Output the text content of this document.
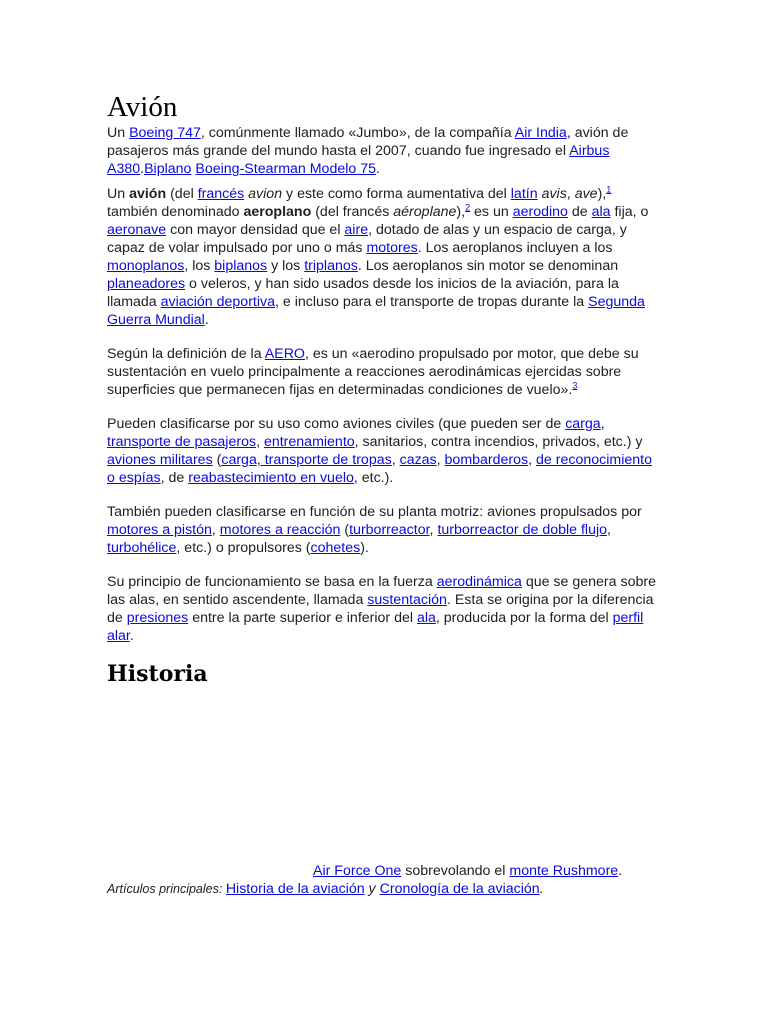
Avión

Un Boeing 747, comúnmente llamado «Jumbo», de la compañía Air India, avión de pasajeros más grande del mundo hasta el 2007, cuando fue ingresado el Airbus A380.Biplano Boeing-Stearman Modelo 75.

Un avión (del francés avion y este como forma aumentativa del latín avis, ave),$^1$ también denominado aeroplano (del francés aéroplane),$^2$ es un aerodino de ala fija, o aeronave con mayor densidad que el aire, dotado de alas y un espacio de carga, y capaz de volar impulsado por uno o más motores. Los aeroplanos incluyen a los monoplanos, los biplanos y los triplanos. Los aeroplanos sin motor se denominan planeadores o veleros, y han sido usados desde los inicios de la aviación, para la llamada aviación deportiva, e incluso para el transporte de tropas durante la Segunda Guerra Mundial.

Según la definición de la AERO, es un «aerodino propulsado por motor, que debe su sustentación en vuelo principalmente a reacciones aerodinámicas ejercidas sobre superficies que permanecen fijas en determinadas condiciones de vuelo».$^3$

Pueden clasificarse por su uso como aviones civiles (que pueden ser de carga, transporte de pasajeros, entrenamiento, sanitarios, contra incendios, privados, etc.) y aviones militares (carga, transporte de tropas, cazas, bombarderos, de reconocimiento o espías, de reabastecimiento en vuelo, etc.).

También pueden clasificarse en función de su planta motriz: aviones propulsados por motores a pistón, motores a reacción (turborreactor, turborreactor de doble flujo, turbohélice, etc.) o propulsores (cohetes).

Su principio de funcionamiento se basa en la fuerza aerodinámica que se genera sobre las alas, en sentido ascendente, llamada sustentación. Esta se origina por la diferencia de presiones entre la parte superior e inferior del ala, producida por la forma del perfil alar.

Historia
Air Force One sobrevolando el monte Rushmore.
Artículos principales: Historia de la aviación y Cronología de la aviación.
★ ★ ★ ★
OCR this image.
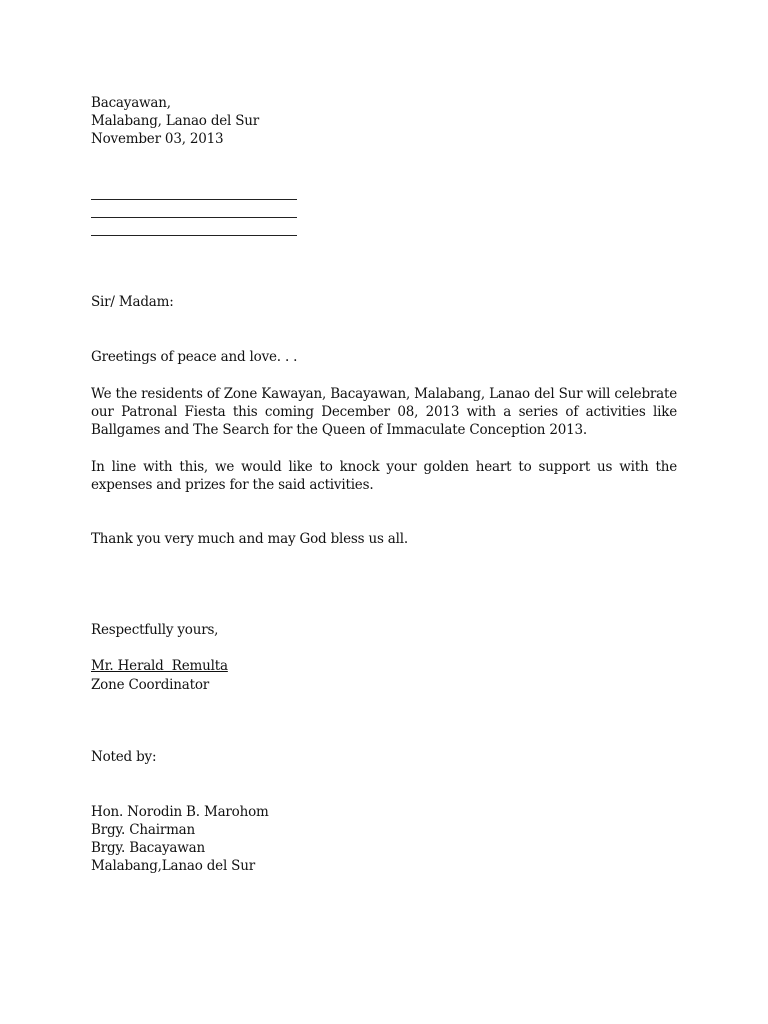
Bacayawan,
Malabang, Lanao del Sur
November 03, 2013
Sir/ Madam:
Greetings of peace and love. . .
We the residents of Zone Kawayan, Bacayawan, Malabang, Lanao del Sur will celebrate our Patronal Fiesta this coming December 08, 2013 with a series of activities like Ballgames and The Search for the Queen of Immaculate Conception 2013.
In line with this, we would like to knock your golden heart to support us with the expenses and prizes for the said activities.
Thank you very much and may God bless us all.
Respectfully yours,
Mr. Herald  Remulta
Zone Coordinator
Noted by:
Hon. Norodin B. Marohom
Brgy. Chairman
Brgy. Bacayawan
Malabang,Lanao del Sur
★ ★ ★ ★
_Goal:_
Review the preceding data and report every line that includes the string "Malabang".

_The completed task:_
Malabang, Lanao del Sur
We the residents of Zone Kawayan, Bacayawan, Malabang, Lanao del Sur will celebrate our Patronal Fiesta this coming December 08, 2013 with a series of activities like Ballgames and The Search for the Queen of Immaculate Conception 2013.
Malabang,Lanao del Sur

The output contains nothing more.